> **EXERCISE TASK**: Output the lines starting with the one that contains "Patent image size: (1033, 1065)." and going on through the one that contains "The bundle skin 52 is at (523, 253).", copied verbatim.

(Stored items)
*****

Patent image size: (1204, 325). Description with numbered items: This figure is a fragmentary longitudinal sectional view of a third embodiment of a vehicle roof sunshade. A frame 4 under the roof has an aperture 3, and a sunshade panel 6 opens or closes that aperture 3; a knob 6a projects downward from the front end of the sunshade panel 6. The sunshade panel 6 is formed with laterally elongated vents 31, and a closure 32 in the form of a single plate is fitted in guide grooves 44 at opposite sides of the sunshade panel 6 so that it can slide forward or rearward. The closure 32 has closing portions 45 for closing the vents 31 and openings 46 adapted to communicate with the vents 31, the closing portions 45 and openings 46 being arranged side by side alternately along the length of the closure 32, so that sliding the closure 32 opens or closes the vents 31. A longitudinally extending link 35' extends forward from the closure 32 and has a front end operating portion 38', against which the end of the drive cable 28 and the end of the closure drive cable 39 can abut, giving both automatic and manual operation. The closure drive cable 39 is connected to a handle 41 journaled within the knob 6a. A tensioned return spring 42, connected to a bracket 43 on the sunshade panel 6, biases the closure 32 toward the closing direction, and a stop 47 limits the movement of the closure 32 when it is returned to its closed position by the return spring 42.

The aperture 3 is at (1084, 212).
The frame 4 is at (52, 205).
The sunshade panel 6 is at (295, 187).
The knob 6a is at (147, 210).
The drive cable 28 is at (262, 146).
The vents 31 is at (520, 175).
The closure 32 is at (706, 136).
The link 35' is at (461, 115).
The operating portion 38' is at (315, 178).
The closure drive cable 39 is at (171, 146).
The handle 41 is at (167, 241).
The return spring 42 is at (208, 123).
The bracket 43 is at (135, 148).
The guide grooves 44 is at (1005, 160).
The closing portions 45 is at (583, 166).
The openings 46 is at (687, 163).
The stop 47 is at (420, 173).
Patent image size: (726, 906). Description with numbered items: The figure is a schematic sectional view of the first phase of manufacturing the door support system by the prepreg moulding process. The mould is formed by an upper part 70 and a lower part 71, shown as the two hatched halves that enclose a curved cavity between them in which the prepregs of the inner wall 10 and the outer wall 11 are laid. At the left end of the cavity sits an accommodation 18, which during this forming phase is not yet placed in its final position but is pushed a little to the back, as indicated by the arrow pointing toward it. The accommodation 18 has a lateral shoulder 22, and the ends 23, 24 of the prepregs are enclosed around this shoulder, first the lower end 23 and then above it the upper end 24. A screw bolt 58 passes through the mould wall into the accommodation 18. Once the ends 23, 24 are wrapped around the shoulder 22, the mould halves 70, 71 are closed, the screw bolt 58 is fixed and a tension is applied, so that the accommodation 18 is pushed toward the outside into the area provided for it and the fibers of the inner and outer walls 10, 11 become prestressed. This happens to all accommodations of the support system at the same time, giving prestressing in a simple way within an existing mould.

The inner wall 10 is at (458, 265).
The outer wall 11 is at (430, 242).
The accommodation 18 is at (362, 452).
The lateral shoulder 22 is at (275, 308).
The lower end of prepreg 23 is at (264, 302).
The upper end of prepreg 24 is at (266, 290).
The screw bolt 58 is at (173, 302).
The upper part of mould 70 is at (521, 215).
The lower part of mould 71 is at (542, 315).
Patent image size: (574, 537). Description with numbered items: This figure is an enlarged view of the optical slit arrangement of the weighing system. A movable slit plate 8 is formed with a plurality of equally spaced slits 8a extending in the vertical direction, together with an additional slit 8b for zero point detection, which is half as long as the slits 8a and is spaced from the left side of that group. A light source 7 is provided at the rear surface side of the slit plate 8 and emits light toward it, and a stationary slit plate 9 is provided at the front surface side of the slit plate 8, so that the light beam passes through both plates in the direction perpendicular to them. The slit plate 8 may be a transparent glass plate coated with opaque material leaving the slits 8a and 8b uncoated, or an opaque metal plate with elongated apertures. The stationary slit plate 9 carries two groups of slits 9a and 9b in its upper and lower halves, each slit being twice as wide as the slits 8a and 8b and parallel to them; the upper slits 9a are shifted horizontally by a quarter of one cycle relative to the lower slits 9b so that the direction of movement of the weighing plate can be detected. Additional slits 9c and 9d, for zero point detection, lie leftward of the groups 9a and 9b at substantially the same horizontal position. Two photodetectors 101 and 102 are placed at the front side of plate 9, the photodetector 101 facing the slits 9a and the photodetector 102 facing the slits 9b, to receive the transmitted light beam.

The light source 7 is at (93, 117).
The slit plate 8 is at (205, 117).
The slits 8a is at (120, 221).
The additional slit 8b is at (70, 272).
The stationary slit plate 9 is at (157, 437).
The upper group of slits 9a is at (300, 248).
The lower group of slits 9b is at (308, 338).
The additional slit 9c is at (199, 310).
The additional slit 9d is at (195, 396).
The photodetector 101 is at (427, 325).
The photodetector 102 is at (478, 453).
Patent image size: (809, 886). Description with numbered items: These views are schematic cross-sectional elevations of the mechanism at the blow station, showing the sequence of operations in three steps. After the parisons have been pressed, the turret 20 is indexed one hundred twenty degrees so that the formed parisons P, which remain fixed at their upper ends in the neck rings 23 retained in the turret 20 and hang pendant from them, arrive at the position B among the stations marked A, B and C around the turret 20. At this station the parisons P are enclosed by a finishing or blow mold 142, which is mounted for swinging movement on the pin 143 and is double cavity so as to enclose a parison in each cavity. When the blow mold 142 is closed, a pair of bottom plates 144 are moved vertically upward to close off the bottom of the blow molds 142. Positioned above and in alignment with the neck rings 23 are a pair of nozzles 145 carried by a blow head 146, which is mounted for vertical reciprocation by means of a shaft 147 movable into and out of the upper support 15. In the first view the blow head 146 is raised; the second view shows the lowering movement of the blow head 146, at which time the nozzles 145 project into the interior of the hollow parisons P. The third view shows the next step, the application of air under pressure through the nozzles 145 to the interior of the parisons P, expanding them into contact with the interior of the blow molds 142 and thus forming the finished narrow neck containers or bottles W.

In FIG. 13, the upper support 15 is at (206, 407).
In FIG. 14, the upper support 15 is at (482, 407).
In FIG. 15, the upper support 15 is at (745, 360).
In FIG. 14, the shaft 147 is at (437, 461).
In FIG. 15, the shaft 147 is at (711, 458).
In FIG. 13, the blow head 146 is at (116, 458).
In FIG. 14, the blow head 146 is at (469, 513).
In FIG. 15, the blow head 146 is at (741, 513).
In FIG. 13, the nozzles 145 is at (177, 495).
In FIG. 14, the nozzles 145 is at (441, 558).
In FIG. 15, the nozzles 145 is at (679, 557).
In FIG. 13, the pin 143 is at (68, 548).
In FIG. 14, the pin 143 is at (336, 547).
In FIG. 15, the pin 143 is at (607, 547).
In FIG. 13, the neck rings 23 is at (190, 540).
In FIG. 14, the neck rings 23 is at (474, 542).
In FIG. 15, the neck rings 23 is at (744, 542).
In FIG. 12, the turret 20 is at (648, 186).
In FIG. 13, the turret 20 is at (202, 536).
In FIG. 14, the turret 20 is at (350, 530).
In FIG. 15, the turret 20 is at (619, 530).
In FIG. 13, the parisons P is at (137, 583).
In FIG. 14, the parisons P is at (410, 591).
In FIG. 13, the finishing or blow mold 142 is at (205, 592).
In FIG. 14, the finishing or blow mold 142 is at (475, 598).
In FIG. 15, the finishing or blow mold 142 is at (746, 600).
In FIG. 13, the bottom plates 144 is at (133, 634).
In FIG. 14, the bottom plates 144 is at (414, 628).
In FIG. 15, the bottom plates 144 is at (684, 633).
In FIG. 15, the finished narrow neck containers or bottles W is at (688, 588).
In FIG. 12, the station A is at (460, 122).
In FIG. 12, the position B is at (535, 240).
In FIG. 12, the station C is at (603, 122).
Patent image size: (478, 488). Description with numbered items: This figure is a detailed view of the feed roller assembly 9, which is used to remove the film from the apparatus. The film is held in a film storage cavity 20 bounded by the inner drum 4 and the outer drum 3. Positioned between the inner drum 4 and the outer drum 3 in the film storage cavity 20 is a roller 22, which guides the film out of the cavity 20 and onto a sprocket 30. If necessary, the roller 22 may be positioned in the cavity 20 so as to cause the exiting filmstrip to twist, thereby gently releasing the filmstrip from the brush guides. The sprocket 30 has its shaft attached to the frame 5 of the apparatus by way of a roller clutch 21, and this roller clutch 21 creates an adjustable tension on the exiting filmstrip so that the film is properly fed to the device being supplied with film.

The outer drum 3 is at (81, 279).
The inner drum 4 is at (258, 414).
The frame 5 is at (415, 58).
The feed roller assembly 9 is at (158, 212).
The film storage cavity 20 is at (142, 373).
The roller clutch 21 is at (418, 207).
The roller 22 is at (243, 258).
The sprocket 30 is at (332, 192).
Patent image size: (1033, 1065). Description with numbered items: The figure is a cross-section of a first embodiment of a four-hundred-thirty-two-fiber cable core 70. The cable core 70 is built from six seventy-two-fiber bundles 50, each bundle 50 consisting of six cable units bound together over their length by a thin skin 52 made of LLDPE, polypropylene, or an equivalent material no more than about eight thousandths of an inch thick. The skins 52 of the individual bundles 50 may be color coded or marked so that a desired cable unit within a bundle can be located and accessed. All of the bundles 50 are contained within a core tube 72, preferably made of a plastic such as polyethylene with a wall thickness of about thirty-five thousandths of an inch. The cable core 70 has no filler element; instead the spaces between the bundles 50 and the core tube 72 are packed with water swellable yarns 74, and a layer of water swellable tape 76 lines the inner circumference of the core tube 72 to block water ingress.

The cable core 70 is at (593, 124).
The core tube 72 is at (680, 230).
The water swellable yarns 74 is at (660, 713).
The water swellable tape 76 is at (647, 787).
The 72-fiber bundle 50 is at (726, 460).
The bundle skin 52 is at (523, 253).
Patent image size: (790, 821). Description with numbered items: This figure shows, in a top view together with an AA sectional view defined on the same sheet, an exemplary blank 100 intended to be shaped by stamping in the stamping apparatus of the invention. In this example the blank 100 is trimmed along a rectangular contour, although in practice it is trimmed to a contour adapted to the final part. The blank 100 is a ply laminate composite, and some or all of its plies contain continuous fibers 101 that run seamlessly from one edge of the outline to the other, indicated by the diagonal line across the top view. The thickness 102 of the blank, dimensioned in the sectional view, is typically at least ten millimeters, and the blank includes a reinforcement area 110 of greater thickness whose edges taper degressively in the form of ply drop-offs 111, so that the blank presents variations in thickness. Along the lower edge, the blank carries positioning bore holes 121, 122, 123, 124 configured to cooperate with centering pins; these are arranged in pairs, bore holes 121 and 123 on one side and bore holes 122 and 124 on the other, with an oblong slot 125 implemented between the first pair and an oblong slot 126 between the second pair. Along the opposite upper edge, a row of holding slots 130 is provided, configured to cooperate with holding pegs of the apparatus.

*****

> **CORRECT RESPONSE**:
Patent image size: (1033, 1065). Description with numbered items: The figure is a cross-section of a first embodiment of a four-hundred-thirty-two-fiber cable core 70. The cable core 70 is built from six seventy-two-fiber bundles 50, each bundle 50 consisting of six cable units bound together over their length by a thin skin 52 made of LLDPE, polypropylene, or an equivalent material no more than about eight thousandths of an inch thick. The skins 52 of the individual bundles 50 may be color coded or marked so that a desired cable unit within a bundle can be located and accessed. All of the bundles 50 are contained within a core tube 72, preferably made of a plastic such as polyethylene with a wall thickness of about thirty-five thousandths of an inch. The cable core 70 has no filler element; instead the spaces between the bundles 50 and the core tube 72 are packed with water swellable yarns 74, and a layer of water swellable tape 76 lines the inner circumference of the core tube 72 to block water ingress.

The cable core 70 is at (593, 124).
The core tube 72 is at (680, 230).
The water swellable yarns 74 is at (660, 713).
The water swellable tape 76 is at (647, 787).
The 72-fiber bundle 50 is at (726, 460).
The bundle skin 52 is at (523, 253).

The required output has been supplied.